▶ DESCRIPTION OF THE TASK
From the listing below, return each line that includes "콩깍지가".

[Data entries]
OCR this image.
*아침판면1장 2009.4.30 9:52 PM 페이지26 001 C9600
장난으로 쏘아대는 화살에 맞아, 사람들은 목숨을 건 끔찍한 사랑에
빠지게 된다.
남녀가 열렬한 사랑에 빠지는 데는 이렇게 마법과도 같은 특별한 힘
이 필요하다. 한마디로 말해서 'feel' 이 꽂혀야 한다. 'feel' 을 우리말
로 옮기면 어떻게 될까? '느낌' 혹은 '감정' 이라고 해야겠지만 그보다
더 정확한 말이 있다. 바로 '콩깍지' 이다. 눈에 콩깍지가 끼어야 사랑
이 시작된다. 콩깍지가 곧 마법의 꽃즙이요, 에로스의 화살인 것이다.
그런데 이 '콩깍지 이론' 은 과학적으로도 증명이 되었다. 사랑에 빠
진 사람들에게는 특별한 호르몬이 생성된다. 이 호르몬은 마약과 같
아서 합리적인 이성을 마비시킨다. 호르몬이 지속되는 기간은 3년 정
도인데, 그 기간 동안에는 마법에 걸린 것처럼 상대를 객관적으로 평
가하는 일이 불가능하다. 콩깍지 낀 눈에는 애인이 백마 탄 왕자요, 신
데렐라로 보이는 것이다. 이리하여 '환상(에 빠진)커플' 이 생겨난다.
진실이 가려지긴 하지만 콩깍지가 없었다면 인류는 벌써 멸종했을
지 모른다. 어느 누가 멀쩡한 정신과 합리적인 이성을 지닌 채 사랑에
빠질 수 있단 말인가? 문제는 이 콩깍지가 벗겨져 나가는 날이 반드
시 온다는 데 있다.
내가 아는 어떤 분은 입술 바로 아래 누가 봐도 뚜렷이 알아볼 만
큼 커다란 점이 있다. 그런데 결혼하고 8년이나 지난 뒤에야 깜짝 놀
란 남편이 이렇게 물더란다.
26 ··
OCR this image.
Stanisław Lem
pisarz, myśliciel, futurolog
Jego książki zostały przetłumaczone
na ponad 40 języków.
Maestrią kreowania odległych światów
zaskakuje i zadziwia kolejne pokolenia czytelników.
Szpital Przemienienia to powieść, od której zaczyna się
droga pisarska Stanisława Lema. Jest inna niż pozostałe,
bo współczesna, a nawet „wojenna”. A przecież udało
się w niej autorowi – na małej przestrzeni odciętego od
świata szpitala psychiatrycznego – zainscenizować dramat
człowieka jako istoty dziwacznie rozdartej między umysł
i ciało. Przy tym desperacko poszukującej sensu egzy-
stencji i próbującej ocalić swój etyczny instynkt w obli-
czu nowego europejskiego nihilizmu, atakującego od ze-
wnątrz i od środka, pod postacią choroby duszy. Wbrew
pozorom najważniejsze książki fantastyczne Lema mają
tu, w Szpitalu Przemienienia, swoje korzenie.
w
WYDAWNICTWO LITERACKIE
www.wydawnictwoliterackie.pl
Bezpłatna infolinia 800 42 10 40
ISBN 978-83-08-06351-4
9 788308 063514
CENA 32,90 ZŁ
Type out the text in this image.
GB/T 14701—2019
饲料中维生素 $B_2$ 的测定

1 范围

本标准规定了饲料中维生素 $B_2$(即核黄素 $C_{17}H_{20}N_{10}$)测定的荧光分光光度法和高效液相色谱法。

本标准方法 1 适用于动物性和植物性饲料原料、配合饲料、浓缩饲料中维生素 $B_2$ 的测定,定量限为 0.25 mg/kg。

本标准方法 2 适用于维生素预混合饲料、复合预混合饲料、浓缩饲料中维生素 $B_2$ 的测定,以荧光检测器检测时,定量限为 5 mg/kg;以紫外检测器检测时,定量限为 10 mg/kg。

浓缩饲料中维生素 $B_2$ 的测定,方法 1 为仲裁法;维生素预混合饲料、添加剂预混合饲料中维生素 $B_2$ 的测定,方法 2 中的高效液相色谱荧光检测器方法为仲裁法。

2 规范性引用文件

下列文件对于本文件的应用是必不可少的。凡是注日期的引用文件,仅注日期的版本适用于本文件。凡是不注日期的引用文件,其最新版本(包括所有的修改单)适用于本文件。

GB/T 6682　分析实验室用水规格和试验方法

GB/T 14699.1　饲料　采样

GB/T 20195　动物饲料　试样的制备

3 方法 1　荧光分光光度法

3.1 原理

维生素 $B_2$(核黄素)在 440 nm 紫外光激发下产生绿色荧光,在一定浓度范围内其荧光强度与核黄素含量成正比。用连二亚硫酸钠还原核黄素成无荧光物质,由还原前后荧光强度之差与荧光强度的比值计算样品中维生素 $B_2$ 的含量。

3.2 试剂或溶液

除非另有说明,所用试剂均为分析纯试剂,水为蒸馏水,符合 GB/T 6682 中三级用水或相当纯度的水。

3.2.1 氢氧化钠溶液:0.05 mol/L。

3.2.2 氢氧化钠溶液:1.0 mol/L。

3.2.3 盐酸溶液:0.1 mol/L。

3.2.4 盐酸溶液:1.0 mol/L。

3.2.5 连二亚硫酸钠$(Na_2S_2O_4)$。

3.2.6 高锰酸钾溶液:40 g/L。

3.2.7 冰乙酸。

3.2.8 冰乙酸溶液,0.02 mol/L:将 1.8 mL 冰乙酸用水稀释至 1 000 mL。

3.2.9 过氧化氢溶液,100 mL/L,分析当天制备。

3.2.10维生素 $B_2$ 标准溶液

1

▶ THE OUTPUT
더 정확한 말이 있다. 바로 '콩깍지' 이다. 눈에 콩깍지가 끼어야 사랑
이 시작된다. 콩깍지가 곧 마법의 꽃즙이요, 에로스의 화살인 것이다.
진실이 가려지긴 하지만 콩깍지가 없었다면 인류는 벌써 멸종했을
빠질 수 있단 말인가? 문제는 이 콩깍지가 벗겨져 나가는 날이 반드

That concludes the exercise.